[Recorded information start]

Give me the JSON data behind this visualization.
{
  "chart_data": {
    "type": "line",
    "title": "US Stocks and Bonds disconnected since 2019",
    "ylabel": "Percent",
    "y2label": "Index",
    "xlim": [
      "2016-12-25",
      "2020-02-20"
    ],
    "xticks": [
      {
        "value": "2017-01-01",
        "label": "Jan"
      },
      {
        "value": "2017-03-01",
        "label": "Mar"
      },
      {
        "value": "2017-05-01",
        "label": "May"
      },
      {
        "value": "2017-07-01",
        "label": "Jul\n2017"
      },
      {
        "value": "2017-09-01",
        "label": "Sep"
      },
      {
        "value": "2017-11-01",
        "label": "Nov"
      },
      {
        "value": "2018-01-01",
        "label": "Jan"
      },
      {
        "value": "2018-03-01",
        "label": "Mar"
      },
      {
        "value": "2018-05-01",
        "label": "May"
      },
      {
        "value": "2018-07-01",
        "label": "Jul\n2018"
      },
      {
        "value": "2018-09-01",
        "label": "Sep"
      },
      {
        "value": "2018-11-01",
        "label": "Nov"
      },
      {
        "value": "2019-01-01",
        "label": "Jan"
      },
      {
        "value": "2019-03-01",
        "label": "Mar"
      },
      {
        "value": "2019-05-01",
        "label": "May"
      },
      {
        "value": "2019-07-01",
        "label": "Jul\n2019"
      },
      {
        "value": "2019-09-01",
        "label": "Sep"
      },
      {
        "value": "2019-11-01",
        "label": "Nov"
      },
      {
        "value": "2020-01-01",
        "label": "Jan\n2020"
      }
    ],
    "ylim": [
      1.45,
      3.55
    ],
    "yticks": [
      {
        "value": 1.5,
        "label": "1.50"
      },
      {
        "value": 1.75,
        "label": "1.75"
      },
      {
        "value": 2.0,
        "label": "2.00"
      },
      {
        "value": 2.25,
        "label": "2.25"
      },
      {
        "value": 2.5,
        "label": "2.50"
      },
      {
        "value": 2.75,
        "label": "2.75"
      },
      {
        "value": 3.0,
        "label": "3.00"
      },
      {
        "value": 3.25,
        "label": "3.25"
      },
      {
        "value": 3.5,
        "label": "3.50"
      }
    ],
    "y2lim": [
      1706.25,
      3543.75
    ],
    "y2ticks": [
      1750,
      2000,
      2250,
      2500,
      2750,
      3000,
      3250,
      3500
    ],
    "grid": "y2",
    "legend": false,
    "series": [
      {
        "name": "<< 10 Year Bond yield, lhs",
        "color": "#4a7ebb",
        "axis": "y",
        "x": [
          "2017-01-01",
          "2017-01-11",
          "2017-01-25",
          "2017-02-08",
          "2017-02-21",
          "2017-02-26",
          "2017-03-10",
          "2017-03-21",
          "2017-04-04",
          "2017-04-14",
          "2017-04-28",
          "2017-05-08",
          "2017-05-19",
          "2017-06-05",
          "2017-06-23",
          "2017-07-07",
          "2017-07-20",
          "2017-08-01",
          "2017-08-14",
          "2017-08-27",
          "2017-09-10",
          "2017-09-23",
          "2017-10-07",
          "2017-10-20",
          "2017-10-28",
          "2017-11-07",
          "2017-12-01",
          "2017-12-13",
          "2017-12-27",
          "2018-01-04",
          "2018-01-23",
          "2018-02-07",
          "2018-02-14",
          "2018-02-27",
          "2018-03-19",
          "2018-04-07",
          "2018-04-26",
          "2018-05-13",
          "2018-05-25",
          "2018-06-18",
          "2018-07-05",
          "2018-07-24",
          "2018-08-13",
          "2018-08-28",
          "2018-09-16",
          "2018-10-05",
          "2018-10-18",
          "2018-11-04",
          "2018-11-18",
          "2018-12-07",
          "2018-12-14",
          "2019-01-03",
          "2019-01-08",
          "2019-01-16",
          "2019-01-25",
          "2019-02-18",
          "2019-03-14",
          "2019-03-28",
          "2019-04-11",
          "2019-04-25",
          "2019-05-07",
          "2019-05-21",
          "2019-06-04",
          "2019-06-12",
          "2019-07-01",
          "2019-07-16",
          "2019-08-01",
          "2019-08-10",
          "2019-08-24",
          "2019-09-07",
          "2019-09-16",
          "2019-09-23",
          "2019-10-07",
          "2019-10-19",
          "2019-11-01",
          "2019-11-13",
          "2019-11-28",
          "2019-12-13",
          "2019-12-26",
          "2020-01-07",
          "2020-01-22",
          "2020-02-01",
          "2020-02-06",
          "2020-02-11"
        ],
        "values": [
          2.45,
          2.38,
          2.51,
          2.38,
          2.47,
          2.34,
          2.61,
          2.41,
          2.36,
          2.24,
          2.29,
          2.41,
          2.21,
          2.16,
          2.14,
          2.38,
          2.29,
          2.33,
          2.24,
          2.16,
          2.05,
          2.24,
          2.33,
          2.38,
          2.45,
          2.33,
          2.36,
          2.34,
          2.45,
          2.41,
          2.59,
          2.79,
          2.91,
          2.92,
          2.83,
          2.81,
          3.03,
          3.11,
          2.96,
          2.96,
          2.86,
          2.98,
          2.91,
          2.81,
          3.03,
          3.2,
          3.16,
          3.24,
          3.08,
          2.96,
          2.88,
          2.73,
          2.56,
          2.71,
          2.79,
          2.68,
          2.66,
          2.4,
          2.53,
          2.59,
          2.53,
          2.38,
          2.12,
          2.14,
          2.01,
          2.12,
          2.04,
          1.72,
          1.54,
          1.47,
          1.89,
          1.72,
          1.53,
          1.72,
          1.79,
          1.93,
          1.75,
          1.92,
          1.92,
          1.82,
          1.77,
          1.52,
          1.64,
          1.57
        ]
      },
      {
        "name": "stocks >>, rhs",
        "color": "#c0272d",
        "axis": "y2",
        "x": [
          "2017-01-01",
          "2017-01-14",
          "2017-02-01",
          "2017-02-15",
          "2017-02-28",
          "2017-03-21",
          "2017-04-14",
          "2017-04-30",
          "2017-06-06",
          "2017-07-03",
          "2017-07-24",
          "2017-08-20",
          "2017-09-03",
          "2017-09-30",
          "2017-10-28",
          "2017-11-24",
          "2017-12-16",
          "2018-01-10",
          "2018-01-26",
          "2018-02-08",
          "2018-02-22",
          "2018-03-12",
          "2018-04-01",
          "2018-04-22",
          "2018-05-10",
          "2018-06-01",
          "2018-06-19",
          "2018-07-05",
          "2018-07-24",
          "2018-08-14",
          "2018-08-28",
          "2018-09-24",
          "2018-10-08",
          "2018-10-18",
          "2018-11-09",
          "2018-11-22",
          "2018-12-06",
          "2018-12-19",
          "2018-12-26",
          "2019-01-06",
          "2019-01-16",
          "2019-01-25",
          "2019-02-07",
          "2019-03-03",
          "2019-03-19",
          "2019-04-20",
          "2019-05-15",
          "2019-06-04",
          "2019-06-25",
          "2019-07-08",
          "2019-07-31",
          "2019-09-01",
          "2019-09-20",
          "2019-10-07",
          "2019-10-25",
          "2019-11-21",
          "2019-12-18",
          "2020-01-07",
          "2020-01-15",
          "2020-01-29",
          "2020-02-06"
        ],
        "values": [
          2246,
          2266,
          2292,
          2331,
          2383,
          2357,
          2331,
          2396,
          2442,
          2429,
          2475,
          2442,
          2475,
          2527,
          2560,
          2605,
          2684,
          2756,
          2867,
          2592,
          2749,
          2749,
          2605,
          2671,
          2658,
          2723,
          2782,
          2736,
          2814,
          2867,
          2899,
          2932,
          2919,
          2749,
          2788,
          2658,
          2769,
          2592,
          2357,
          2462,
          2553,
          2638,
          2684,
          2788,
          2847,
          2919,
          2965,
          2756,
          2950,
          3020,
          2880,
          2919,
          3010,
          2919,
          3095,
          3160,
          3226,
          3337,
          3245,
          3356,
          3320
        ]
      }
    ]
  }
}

[Recorded information end]

▶ _Required work_: Go through the material above line by line and copy it exactly.

▶ _Solved problem_:
Give me the JSON data behind this visualization.
{
  "chart_data": {
    "type": "line",
    "title": "US Stocks and Bonds disconnected since 2019",
    "ylabel": "Percent",
    "y2label": "Index",
    "xlim": [
      "2016-12-25",
      "2020-02-20"
    ],
    "xticks": [
      {
        "value": "2017-01-01",
        "label": "Jan"
      },
      {
        "value": "2017-03-01",
        "label": "Mar"
      },
      {
        "value": "2017-05-01",
        "label": "May"
      },
      {
        "value": "2017-07-01",
        "label": "Jul\n2017"
      },
      {
        "value": "2017-09-01",
        "label": "Sep"
      },
      {
        "value": "2017-11-01",
        "label": "Nov"
      },
      {
        "value": "2018-01-01",
        "label": "Jan"
      },
      {
        "value": "2018-03-01",
        "label": "Mar"
      },
      {
        "value": "2018-05-01",
        "label": "May"
      },
      {
        "value": "2018-07-01",
        "label": "Jul\n2018"
      },
      {
        "value": "2018-09-01",
        "label": "Sep"
      },
      {
        "value": "2018-11-01",
        "label": "Nov"
      },
      {
        "value": "2019-01-01",
        "label": "Jan"
      },
      {
        "value": "2019-03-01",
        "label": "Mar"
      },
      {
        "value": "2019-05-01",
        "label": "May"
      },
      {
        "value": "2019-07-01",
        "label": "Jul\n2019"
      },
      {
        "value": "2019-09-01",
        "label": "Sep"
      },
      {
        "value": "2019-11-01",
        "label": "Nov"
      },
      {
        "value": "2020-01-01",
        "label": "Jan\n2020"
      }
    ],
    "ylim": [
      1.45,
      3.55
    ],
    "yticks": [
      {
        "value": 1.5,
        "label": "1.50"
      },
      {
        "value": 1.75,
        "label": "1.75"
      },
      {
        "value": 2.0,
        "label": "2.00"
      },
      {
        "value": 2.25,
        "label": "2.25"
      },
      {
        "value": 2.5,
        "label": "2.50"
      },
      {
        "value": 2.75,
        "label": "2.75"
      },
      {
        "value": 3.0,
        "label": "3.00"
      },
      {
        "value": 3.25,
        "label": "3.25"
      },
      {
        "value": 3.5,
        "label": "3.50"
      }
    ],
    "y2lim": [
      1706.25,
      3543.75
    ],
    "y2ticks": [
      1750,
      2000,
      2250,
      2500,
      2750,
      3000,
      3250,
      3500
    ],
    "grid": "y2",
    "legend": false,
    "series": [
      {
        "name": "<< 10 Year Bond yield, lhs",
        "color": "#4a7ebb",
        "axis": "y",
        "x": [
          "2017-01-01",
          "2017-01-11",
          "2017-01-25",
          "2017-02-08",
          "2017-02-21",
          "2017-02-26",
          "2017-03-10",
          "2017-03-21",
          "2017-04-04",
          "2017-04-14",
          "2017-04-28",
          "2017-05-08",
          "2017-05-19",
          "2017-06-05",
          "2017-06-23",
          "2017-07-07",
          "2017-07-20",
          "2017-08-01",
          "2017-08-14",
          "2017-08-27",
          "2017-09-10",
          "2017-09-23",
          "2017-10-07",
          "2017-10-20",
          "2017-10-28",
          "2017-11-07",
          "2017-12-01",
          "2017-12-13",
          "2017-12-27",
          "2018-01-04",
          "2018-01-23",
          "2018-02-07",
          "2018-02-14",
          "2018-02-27",
          "2018-03-19",
          "2018-04-07",
          "2018-04-26",
          "2018-05-13",
          "2018-05-25",
          "2018-06-18",
          "2018-07-05",
          "2018-07-24",
          "2018-08-13",
          "2018-08-28",
          "2018-09-16",
          "2018-10-05",
          "2018-10-18",
          "2018-11-04",
          "2018-11-18",
          "2018-12-07",
          "2018-12-14",
          "2019-01-03",
          "2019-01-08",
          "2019-01-16",
          "2019-01-25",
          "2019-02-18",
          "2019-03-14",
          "2019-03-28",
          "2019-04-11",
          "2019-04-25",
          "2019-05-07",
          "2019-05-21",
          "2019-06-04",
          "2019-06-12",
          "2019-07-01",
          "2019-07-16",
          "2019-08-01",
          "2019-08-10",
          "2019-08-24",
          "2019-09-07",
          "2019-09-16",
          "2019-09-23",
          "2019-10-07",
          "2019-10-19",
          "2019-11-01",
          "2019-11-13",
          "2019-11-28",
          "2019-12-13",
          "2019-12-26",
          "2020-01-07",
          "2020-01-22",
          "2020-02-01",
          "2020-02-06",
          "2020-02-11"
        ],
        "values": [
          2.45,
          2.38,
          2.51,
          2.38,
          2.47,
          2.34,
          2.61,
          2.41,
          2.36,
          2.24,
          2.29,
          2.41,
          2.21,
          2.16,
          2.14,
          2.38,
          2.29,
          2.33,
          2.24,
          2.16,
          2.05,
          2.24,
          2.33,
          2.38,
          2.45,
          2.33,
          2.36,
          2.34,
          2.45,
          2.41,
          2.59,
          2.79,
          2.91,
          2.92,
          2.83,
          2.81,
          3.03,
          3.11,
          2.96,
          2.96,
          2.86,
          2.98,
          2.91,
          2.81,
          3.03,
          3.2,
          3.16,
          3.24,
          3.08,
          2.96,
          2.88,
          2.73,
          2.56,
          2.71,
          2.79,
          2.68,
          2.66,
          2.4,
          2.53,
          2.59,
          2.53,
          2.38,
          2.12,
          2.14,
          2.01,
          2.12,
          2.04,
          1.72,
          1.54,
          1.47,
          1.89,
          1.72,
          1.53,
          1.72,
          1.79,
          1.93,
          1.75,
          1.92,
          1.92,
          1.82,
          1.77,
          1.52,
          1.64,
          1.57
        ]
      },
      {
        "name": "stocks >>, rhs",
        "color": "#c0272d",
        "axis": "y2",
        "x": [
          "2017-01-01",
          "2017-01-14",
          "2017-02-01",
          "2017-02-15",
          "2017-02-28",
          "2017-03-21",
          "2017-04-14",
          "2017-04-30",
          "2017-06-06",
          "2017-07-03",
          "2017-07-24",
          "2017-08-20",
          "2017-09-03",
          "2017-09-30",
          "2017-10-28",
          "2017-11-24",
          "2017-12-16",
          "2018-01-10",
          "2018-01-26",
          "2018-02-08",
          "2018-02-22",
          "2018-03-12",
          "2018-04-01",
          "2018-04-22",
          "2018-05-10",
          "2018-06-01",
          "2018-06-19",
          "2018-07-05",
          "2018-07-24",
          "2018-08-14",
          "2018-08-28",
          "2018-09-24",
          "2018-10-08",
          "2018-10-18",
          "2018-11-09",
          "2018-11-22",
          "2018-12-06",
          "2018-12-19",
          "2018-12-26",
          "2019-01-06",
          "2019-01-16",
          "2019-01-25",
          "2019-02-07",
          "2019-03-03",
          "2019-03-19",
          "2019-04-20",
          "2019-05-15",
          "2019-06-04",
          "2019-06-25",
          "2019-07-08",
          "2019-07-31",
          "2019-09-01",
          "2019-09-20",
          "2019-10-07",
          "2019-10-25",
          "2019-11-21",
          "2019-12-18",
          "2020-01-07",
          "2020-01-15",
          "2020-01-29",
          "2020-02-06"
        ],
        "values": [
          2246,
          2266,
          2292,
          2331,
          2383,
          2357,
          2331,
          2396,
          2442,
          2429,
          2475,
          2442,
          2475,
          2527,
          2560,
          2605,
          2684,
          2756,
          2867,
          2592,
          2749,
          2749,
          2605,
          2671,
          2658,
          2723,
          2782,
          2736,
          2814,
          2867,
          2899,
          2932,
          2919,
          2749,
          2788,
          2658,
          2769,
          2592,
          2357,
          2462,
          2553,
          2638,
          2684,
          2788,
          2847,
          2919,
          2965,
          2756,
          2950,
          3020,
          2880,
          2919,
          3010,
          2919,
          3095,
          3160,
          3226,
          3337,
          3245,
          3356,
          3320
        ]
      }
    ]
  }
}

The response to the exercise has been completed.